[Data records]
____________________

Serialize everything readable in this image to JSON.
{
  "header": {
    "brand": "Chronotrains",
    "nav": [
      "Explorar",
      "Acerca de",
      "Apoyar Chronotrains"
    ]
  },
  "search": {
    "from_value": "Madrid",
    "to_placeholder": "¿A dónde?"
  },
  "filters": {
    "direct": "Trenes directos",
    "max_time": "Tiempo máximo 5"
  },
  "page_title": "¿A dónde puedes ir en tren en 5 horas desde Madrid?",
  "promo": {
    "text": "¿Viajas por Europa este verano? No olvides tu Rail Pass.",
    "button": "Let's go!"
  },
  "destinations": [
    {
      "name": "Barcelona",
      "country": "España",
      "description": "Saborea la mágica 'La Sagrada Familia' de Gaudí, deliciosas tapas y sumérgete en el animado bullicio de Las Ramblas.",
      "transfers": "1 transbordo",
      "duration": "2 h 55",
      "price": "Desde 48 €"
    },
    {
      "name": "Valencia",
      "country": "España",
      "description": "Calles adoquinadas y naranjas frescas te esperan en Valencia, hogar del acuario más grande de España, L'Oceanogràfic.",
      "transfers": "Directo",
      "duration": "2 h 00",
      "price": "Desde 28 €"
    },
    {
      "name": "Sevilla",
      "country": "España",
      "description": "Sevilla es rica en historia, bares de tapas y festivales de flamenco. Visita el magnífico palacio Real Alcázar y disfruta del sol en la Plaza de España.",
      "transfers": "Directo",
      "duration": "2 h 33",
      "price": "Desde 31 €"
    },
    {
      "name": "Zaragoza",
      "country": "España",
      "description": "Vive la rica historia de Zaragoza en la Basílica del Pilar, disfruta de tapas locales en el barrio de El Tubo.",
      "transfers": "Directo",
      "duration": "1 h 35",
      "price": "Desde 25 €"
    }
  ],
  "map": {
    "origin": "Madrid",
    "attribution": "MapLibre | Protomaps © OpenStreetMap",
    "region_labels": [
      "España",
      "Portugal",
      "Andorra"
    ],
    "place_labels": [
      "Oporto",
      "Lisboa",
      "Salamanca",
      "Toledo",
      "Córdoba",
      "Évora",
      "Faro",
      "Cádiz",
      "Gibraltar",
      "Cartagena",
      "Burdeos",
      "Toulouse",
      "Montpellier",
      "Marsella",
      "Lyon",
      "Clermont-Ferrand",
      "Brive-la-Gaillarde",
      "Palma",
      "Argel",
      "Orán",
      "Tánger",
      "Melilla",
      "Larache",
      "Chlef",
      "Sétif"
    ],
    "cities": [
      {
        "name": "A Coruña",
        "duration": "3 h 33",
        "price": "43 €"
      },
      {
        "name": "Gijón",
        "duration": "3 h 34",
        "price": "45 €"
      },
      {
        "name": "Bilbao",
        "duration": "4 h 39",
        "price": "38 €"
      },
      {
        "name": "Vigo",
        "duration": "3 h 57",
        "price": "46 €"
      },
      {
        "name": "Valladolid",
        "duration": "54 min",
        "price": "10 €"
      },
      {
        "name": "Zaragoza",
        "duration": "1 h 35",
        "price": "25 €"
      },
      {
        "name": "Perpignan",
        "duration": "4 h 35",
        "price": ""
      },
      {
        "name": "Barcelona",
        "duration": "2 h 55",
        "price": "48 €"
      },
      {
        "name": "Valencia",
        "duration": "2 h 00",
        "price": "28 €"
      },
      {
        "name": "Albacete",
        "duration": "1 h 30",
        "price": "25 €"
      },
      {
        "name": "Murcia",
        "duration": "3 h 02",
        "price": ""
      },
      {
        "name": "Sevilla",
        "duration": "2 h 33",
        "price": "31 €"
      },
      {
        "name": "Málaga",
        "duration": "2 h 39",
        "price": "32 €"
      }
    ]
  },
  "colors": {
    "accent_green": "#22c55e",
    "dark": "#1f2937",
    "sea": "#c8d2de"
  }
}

____________________

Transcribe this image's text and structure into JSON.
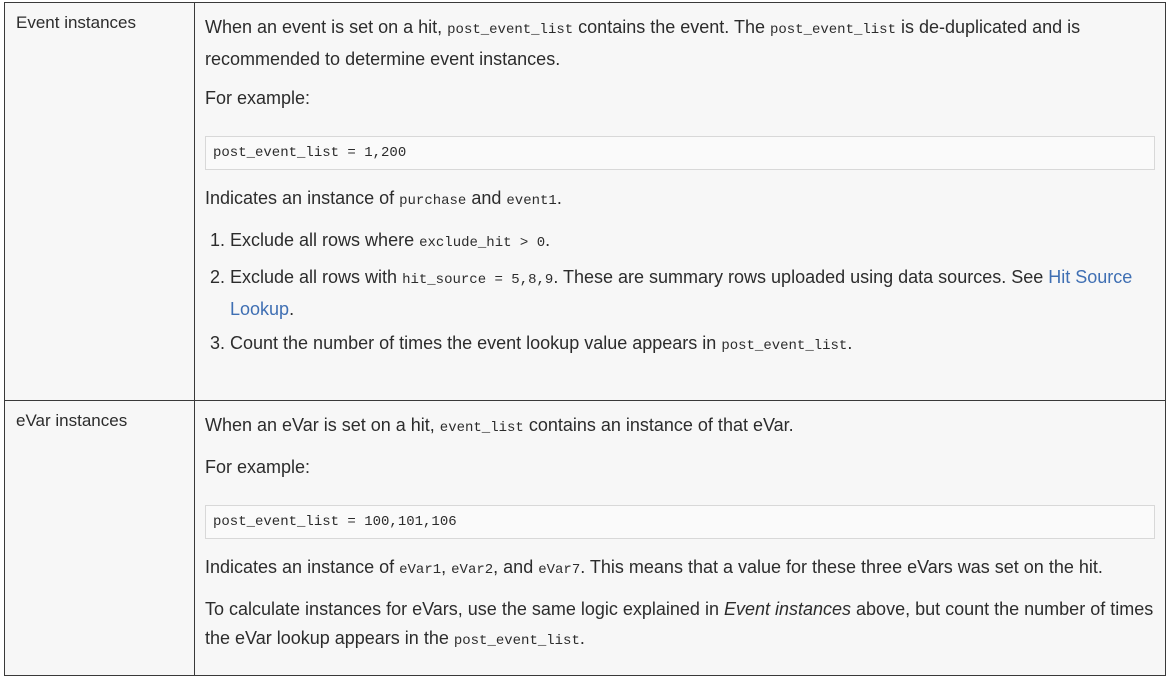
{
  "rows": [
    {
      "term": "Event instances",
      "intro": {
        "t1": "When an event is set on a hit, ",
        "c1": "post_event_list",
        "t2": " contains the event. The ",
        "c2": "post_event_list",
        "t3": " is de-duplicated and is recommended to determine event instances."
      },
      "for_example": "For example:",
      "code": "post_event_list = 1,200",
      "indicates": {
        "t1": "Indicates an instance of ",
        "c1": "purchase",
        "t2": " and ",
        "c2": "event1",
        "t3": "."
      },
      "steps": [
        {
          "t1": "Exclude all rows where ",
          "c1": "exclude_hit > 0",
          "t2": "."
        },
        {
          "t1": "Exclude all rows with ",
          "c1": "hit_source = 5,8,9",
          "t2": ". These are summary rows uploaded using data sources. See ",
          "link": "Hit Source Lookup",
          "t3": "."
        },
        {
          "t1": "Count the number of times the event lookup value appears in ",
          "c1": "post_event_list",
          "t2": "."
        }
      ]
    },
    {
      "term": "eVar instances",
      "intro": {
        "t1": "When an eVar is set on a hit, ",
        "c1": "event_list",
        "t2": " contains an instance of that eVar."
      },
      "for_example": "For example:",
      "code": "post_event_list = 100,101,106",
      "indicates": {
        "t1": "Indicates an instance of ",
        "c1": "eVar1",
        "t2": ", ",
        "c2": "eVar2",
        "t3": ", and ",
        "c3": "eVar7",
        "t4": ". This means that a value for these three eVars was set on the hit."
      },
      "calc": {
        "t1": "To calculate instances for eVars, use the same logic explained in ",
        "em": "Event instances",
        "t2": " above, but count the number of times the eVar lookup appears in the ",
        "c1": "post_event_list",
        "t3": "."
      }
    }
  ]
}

____________________

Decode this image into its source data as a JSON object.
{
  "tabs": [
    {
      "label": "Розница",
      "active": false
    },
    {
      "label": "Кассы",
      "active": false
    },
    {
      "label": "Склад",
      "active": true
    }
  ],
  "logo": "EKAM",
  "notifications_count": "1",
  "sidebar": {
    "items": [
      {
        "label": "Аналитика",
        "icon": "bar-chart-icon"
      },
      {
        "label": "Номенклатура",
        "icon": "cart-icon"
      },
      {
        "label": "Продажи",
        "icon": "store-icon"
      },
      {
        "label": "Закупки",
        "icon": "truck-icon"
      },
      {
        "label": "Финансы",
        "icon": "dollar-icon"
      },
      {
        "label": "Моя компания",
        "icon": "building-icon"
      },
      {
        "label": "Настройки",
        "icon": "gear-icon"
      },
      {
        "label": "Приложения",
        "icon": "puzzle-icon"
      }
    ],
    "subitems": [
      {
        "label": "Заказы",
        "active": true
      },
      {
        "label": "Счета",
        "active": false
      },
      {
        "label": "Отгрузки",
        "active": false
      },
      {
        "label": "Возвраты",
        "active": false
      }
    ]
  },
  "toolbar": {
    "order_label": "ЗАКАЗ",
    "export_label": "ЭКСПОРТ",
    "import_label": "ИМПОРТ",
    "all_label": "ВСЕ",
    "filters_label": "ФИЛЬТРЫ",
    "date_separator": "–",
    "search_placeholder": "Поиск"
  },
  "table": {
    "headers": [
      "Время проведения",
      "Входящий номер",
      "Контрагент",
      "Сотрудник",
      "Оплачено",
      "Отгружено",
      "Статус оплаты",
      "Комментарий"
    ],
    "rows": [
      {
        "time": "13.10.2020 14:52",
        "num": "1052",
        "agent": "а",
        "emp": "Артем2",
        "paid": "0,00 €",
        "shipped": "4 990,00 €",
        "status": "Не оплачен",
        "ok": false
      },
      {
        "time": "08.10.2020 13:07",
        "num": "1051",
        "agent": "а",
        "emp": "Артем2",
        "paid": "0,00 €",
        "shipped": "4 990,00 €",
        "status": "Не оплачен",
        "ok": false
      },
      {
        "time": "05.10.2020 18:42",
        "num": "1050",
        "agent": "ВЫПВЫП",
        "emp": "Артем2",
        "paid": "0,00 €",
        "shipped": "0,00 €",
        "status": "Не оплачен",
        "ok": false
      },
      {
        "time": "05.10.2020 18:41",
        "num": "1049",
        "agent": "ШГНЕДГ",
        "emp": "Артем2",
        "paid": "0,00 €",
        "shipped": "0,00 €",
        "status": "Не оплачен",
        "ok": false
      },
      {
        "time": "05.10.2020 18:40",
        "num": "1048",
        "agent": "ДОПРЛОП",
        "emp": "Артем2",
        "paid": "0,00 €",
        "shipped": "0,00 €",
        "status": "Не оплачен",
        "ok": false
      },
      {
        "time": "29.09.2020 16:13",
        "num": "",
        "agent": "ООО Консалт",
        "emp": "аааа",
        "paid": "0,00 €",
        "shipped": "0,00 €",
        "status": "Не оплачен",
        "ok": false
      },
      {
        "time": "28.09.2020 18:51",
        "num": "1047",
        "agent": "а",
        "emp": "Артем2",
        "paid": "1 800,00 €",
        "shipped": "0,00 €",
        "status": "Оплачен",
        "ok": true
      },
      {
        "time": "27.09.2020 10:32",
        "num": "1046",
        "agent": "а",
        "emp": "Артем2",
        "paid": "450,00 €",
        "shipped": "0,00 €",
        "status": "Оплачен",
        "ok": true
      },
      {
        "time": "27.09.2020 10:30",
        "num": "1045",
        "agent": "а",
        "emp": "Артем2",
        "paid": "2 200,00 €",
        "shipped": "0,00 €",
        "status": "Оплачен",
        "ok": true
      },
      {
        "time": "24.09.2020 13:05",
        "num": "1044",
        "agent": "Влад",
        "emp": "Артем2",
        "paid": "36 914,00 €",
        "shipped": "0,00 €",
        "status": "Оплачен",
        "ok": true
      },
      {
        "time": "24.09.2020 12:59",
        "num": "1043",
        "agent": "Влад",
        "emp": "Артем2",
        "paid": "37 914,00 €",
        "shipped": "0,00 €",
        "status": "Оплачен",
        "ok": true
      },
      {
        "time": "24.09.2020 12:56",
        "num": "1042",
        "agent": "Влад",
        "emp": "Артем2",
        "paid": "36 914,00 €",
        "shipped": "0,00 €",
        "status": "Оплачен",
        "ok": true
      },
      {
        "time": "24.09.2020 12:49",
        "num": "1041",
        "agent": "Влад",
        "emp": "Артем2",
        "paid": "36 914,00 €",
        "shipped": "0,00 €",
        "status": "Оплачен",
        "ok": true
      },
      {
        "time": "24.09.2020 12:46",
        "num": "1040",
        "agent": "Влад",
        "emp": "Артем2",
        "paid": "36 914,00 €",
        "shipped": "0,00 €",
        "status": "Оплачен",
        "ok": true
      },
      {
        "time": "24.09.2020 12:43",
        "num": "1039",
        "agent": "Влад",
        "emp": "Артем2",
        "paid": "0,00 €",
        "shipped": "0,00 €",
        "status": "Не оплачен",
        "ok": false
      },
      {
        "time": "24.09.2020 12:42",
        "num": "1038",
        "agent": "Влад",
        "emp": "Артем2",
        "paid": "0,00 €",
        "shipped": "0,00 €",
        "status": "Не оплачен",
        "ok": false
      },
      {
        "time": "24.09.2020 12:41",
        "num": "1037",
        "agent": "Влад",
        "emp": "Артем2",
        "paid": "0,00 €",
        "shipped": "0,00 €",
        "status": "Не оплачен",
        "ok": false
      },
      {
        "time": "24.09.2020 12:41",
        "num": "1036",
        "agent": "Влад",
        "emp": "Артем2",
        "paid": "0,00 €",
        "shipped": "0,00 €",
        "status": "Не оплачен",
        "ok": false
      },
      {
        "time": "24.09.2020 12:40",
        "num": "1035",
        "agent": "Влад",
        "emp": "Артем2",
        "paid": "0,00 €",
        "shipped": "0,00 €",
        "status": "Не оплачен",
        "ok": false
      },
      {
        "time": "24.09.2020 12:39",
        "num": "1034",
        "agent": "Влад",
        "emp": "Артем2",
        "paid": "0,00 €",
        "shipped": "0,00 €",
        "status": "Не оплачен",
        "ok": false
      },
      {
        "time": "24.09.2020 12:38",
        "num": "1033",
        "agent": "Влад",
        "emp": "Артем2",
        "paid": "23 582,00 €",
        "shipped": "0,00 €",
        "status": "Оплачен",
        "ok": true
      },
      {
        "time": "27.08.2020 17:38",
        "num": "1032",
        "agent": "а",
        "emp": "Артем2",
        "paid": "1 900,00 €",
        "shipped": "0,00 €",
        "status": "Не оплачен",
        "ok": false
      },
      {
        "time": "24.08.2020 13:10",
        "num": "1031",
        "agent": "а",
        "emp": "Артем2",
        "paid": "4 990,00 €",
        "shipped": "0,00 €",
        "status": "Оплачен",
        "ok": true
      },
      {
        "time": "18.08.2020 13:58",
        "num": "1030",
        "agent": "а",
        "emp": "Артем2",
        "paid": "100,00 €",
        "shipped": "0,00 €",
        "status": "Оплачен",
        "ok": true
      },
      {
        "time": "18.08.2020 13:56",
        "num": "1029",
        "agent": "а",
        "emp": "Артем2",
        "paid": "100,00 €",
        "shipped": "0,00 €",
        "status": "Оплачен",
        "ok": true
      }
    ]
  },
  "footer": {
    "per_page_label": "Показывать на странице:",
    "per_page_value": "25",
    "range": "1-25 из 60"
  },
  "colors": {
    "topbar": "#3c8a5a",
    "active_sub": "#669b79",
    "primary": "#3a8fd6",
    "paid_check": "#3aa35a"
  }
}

____________________

• The problem:
List each line in the listing that contains the string "disfruta".

• The solution:
      "description": "Sevilla es rica en historia, bares de tapas y festivales de flamenco. Visita el magnífico palacio Real Alcázar y disfruta del sol en la Plaza de España.",
      "description": "Vive la rica historia de Zaragoza en la Basílica del Pilar, disfruta de tapas locales en el barrio de El Tubo.",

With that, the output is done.